### DATA SHOWN
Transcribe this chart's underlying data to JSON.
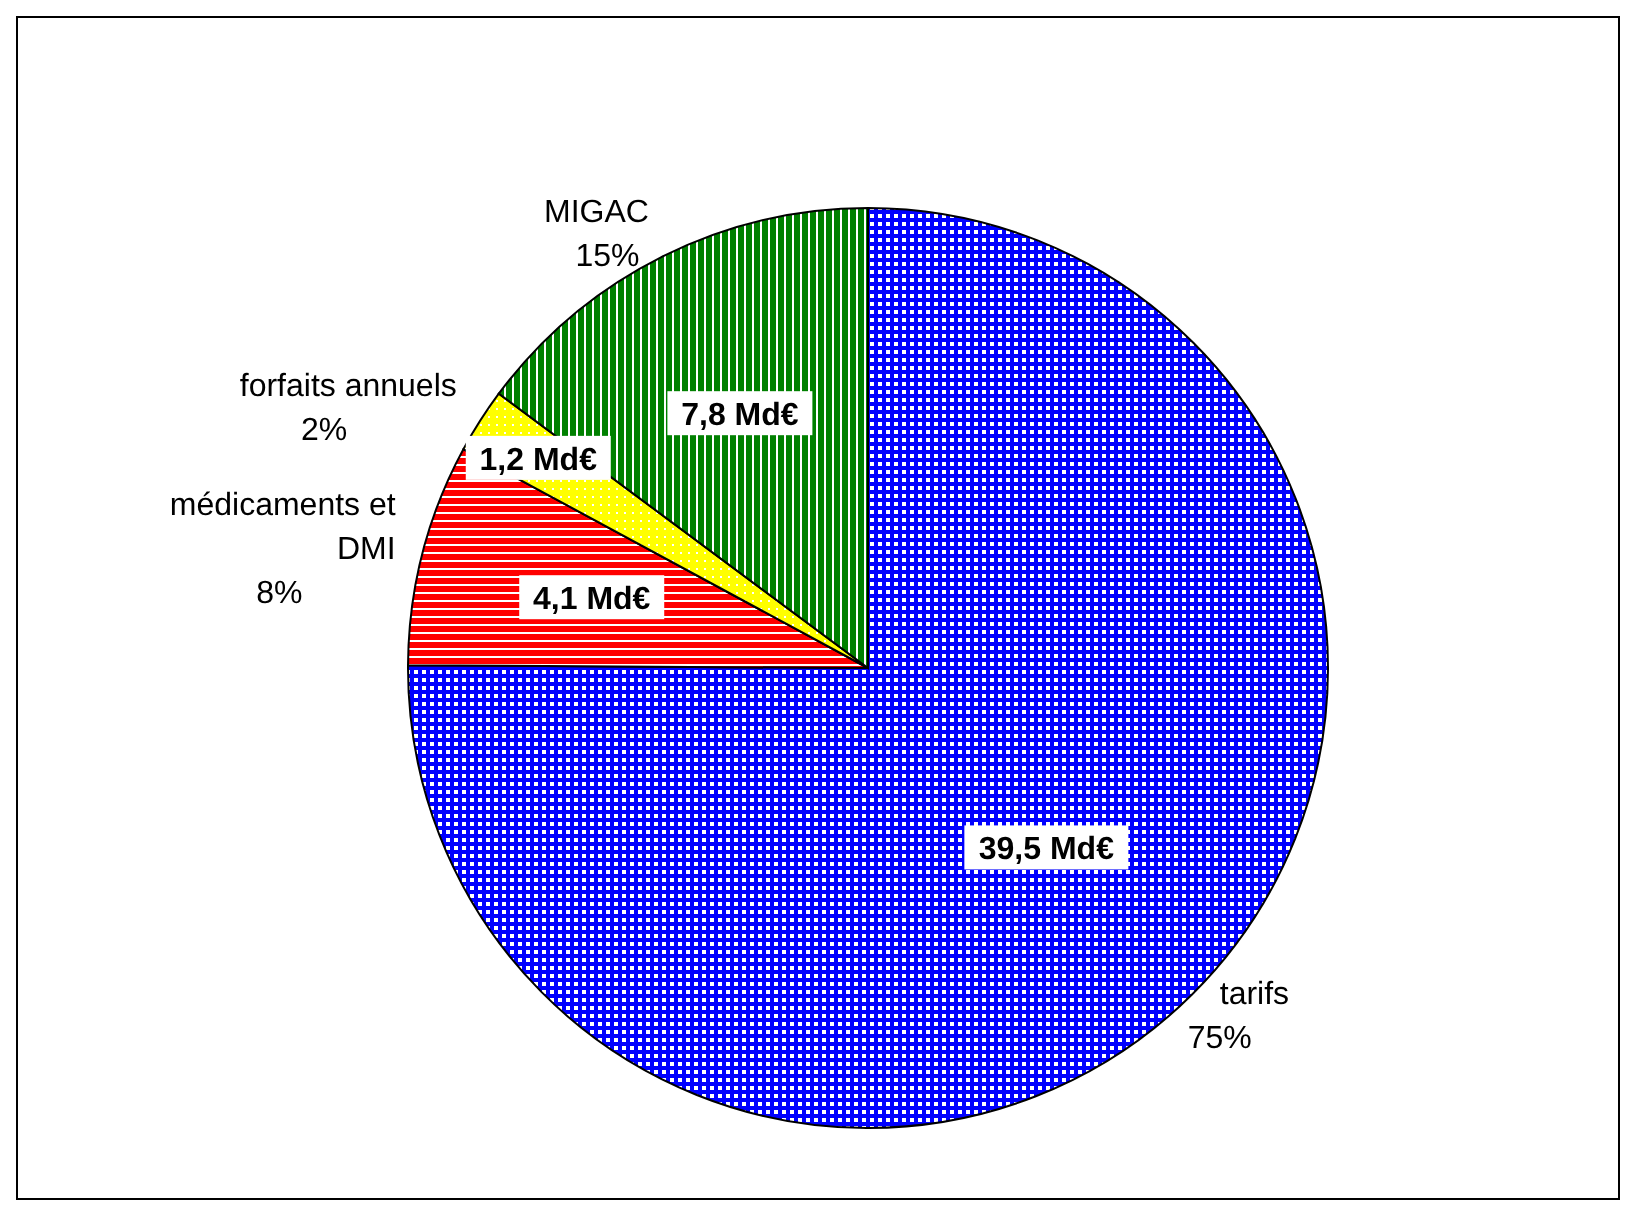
{
  "chart_data": {
    "type": "pie",
    "categories": [
      "tarifs",
      "médicaments et DMI",
      "forfaits annuels",
      "MIGAC"
    ],
    "values": [
      39.5,
      4.1,
      1.2,
      7.8
    ],
    "value_labels": [
      "39,5 Md€",
      "4,1 Md€",
      "1,2 Md€",
      "7,8 Md€"
    ],
    "colors": [
      "#0000ff",
      "#ff0000",
      "#ffff00",
      "#008000"
    ],
    "annotations": [
      "75%",
      "8%",
      "2%",
      "15%"
    ],
    "legend": false
  }
}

### EXERCISE DETAILS
Without the pictures, return all the records precisely as they stand.

### TASK ANSWER
Transcribe this chart's underlying data to JSON.
{
  "chart_data": {
    "type": "pie",
    "categories": [
      "tarifs",
      "médicaments et DMI",
      "forfaits annuels",
      "MIGAC"
    ],
    "values": [
      39.5,
      4.1,
      1.2,
      7.8
    ],
    "value_labels": [
      "39,5 Md€",
      "4,1 Md€",
      "1,2 Md€",
      "7,8 Md€"
    ],
    "colors": [
      "#0000ff",
      "#ff0000",
      "#ffff00",
      "#008000"
    ],
    "annotations": [
      "75%",
      "8%",
      "2%",
      "15%"
    ],
    "legend": false
  }
}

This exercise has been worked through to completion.